▸ Задания для выполнения
1. Перескажите списком и короче абзац отрывка, который начинается словами «Сила оригинальности неизбежно», сохранив его основные факты.
2. Пожалуйста, извлеките из отрывка дословно фрагмент между словами «И это самое» и «не сумеет отобрать.» включительно.
─── Предложенный отрывок
Возьмем в пример кажущейся изначально абсурдной мысль о знаменитой заставке Dream Works с мальчиком, самозабвенно сидящим на полумесяце и зажавшем в пиксельной руке удочку и Боге-рыбаке. Пипоэт (автору этого эссе тоже смешно, но сосредоточимся на значимом) морозной ночью смотрит на полумесяц и думает о том, как бы было неплохо и, вроде как, уникально написать о Боге, безнадежно уставшем от людских Вторых Мировых, Содом и Гоморр и прочих порочных развлечений человечества и занявшемся простыми радостями жизни, одной из которых стала рыбалка в звездном океане на лунном серпе. Но вот незадача-то: сначала он вспоминает ту самую заставку из любимого мультфильма, а потом приходит к мысли о том, что таких текстов предостаточно, и «еще один будет лишним» – снова по Бродскому. Происходит двойной удар по профессиональному самолюбию и дальнейший нокаут по творчеству автора: мало того, что об этом уже точно кто-то строчил, так подобную зарисовку уже воплотили даже визуально! «Нет, это чересчур далеко от уникальности», – подавленно решает он, – «а если Бог-огородник? Бог-цветовод? Бог-собиратель марок? Марок наркотического характера? Но…».
И это самое «но» и недосягаемые мечты об исключительности творчества становятся главной болью и камнем преткновения всех авторов. Они делают на нее неверный упор, возводя ее в идеал, но не замечают, пожалуй, главной истины двадцать первого века: мы уже не живем жизнь так, как другие ее не жили – мы всего лишь копируем, создаем подобие, плагиатим и множество других синонимов к современной фразе «делаем реплику» жизни. Все наши ощущения и переживания уже избиты, измерены, исчувствованы – а значит, и написаны не так важно кем – Достоевским и Крыловым или Васей из соседнего подъезда, увлекающимся граффити и Егора, пишущим стихотворения в стол и на суд собственной матери. Писатели нашей реальности в общем смысле уже априори обречены не быть Пушкиными для русской литературы – но у них все еще остается возможность быть оригинальными, и в этом их сила, которую никакое время не сумеет отобрать.
Сила оригинальности неизбежно сталкивается с уникальностью – как бы невнятно и противоречиво для этого текста это высказывание не звучало. Это весьма просто объяснить знаменитым явлением человеческой психики – а именно так называемым синдромом утенка: человек, ознакомившись с определенной областью и столкнувшись с первым объектом в ней с вероятностью в девяносто процентов будет считать его образцом для подражания для других объектов из этой области. Значит, и читатель, впервые прочитав стихотворение, скажем, пресловутой любовной лирики с теми же цифрами будет считать его лучшим из всего того, что прочитает в будущем. Это и есть вечный круговорот уникальности в искусстве, дающий любому пипоэту шанс стать для кого-то литературным Эйнштейном: пожалуй, достаточно иметь креативный стиль, собственное видение мира и отпустить вечную отравляющую погоню за тем, чего еще не существовало. Получается что-то вроде уробороса мировой литературы.
──────
─── Предоставленные строки
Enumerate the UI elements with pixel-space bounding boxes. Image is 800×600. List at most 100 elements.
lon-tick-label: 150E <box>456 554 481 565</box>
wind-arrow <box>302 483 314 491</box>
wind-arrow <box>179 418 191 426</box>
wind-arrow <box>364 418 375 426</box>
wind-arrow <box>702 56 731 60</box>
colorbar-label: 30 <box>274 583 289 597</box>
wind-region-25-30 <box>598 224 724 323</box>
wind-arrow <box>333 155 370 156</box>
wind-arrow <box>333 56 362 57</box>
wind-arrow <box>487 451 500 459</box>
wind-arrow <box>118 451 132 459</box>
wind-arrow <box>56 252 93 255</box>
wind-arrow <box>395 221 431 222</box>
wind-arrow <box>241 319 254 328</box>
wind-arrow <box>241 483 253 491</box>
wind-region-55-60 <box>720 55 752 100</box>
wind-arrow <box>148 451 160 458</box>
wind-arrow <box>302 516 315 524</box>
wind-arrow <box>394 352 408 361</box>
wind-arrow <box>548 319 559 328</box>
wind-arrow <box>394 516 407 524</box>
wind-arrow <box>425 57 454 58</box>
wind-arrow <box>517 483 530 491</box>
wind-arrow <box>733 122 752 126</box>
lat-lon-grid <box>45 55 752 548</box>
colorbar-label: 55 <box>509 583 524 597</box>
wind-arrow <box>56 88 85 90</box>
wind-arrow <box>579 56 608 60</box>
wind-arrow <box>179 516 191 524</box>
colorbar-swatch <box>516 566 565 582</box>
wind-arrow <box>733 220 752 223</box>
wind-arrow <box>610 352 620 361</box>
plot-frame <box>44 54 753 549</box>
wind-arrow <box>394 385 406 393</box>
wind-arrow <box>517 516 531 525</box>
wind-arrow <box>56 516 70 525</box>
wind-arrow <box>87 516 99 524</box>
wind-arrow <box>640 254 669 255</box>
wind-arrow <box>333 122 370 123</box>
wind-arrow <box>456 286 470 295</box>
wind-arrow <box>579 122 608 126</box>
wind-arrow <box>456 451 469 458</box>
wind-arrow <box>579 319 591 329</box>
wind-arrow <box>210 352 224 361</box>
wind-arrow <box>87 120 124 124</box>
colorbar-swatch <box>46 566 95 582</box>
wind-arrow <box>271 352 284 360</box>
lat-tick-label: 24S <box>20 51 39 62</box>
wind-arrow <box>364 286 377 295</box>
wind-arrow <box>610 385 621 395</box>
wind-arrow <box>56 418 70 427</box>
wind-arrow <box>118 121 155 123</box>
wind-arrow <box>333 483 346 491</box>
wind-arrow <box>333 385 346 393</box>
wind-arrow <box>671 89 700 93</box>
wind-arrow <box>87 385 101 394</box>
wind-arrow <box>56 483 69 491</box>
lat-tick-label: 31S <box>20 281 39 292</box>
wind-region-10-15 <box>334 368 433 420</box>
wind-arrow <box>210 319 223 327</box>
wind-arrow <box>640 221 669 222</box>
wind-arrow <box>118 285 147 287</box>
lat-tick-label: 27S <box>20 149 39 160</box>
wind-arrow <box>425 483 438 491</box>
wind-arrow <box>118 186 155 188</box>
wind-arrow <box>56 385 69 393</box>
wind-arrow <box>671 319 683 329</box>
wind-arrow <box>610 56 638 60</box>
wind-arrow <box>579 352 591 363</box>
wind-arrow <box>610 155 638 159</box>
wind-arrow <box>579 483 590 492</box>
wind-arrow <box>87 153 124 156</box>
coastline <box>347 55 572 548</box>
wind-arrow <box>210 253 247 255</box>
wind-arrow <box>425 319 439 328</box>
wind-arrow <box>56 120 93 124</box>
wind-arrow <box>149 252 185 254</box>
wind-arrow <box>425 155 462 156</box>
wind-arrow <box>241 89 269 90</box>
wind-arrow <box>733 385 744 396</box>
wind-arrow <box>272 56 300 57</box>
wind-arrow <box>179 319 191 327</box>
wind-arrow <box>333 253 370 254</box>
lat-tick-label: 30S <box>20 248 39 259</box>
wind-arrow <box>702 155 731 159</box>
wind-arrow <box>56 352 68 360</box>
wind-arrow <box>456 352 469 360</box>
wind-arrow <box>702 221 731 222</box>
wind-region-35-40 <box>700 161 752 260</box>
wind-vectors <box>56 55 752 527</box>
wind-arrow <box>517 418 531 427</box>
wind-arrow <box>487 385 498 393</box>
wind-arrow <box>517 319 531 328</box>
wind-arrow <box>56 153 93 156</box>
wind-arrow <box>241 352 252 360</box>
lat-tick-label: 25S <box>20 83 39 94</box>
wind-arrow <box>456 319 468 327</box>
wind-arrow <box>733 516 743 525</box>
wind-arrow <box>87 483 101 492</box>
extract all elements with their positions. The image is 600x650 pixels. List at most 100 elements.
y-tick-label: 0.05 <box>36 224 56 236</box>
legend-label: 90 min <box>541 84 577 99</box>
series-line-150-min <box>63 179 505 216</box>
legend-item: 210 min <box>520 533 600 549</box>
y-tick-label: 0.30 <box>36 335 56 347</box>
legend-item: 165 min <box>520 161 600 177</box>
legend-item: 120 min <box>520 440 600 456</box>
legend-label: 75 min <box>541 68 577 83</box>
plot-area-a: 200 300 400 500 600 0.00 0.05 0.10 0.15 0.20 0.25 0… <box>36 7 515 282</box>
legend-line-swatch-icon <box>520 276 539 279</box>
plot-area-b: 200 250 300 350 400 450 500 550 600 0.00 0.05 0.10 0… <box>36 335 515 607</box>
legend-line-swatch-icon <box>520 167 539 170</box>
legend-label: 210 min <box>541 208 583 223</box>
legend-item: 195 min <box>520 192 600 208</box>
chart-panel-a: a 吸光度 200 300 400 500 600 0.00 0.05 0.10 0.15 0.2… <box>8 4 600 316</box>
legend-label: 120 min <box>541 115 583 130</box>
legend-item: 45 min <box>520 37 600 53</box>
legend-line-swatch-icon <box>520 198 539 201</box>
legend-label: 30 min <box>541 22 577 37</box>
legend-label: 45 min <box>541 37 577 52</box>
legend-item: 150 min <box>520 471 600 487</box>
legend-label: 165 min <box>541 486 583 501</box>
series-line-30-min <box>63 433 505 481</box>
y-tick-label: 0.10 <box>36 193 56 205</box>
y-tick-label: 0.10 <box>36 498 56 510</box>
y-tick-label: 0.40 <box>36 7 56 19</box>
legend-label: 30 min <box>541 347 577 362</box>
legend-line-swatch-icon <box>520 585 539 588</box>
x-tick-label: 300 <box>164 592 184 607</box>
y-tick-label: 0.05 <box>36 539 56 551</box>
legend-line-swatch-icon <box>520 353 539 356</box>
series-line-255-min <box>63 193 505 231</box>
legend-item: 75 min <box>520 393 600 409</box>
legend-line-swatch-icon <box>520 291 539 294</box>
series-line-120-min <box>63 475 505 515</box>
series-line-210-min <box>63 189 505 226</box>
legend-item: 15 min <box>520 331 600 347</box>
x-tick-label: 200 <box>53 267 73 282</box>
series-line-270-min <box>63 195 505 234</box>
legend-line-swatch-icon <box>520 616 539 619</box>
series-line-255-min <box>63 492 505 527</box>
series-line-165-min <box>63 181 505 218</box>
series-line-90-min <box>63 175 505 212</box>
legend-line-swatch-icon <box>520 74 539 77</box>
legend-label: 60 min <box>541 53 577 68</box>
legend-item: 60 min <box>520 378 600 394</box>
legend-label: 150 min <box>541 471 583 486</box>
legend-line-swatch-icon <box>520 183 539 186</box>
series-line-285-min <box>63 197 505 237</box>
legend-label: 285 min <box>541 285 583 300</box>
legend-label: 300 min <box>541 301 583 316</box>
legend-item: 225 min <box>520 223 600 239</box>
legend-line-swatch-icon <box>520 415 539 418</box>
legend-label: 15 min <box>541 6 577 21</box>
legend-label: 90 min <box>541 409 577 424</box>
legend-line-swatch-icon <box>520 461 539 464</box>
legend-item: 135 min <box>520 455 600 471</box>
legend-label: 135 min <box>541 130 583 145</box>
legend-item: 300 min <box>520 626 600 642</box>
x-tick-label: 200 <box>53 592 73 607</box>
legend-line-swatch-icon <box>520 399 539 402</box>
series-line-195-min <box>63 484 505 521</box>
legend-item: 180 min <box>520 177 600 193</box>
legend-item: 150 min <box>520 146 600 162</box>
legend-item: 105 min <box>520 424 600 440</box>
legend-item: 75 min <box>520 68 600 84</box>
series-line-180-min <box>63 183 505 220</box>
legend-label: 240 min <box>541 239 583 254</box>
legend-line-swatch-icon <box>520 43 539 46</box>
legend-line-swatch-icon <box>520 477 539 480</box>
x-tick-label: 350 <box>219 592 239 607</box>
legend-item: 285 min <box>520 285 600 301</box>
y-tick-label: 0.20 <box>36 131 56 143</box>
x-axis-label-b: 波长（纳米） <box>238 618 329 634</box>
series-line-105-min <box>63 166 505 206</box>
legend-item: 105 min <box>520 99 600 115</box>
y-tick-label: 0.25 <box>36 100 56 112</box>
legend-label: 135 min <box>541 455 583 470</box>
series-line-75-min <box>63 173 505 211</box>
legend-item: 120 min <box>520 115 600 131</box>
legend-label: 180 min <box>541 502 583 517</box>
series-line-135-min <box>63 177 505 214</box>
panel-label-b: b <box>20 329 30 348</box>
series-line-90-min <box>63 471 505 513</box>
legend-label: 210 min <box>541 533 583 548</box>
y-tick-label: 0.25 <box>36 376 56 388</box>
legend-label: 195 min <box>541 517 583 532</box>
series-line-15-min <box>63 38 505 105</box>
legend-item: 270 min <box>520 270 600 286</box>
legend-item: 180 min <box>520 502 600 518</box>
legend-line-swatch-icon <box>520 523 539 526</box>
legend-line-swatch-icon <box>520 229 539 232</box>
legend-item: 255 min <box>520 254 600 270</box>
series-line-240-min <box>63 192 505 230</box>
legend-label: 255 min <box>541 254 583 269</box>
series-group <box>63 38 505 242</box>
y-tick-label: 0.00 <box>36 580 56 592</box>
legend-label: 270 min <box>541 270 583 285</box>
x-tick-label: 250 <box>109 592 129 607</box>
──────
▸ Ответы к заданиям
1.
- Сила оригинальности неизбежно сталкивается с уникальностью.
- Это объясняется синдромом утенка. Познакомившись с какой-либо областью, человек с вероятностью в девяносто процентов считает первый встреченный в ней объект образцом для других.
- Поэтому читатель, впервые прочитав, например, стихотворение любовной лирики, с той же вероятностью будет считать его лучшим из всего, что прочитает потом.
- В этом и состоит вечный круговорот уникальности в искусстве. Он дает любому пипоэту шанс стать для кого-то литературным Эйнштейном.
- Для этого, пожалуй, достаточно креативного стиля и собственного видения мира. Еще нужно отказаться от погони за тем, чего еще не существовало.
- Получается что-то вроде уробороса мировой литературы.

2.
И это самое «но» и недосягаемые мечты об исключительности творчества становятся главной болью и камнем преткновения всех авторов. Они делают на нее неверный упор, возводя ее в идеал, но не замечают, пожалуй, главной истины двадцать первого века: мы уже не живем жизнь так, как другие ее не жили – мы всего лишь копируем, создаем подобие, плагиатим и множество других синонимов к современной фразе «делаем реплику» жизни. Все наши ощущения и переживания уже избиты, измерены, исчувствованы – а значит, и написаны не так важно кем – Достоевским и Крыловым или Васей из соседнего подъезда, увлекающимся граффити и Егора, пишущим стихотворения в стол и на суд собственной матери. Писатели нашей реальности в общем смысле уже априори обречены не быть Пушкиными для русской литературы – но у них все еще остается возможность быть оригинальными, и в этом их сила, которую никакое время не сумеет отобрать.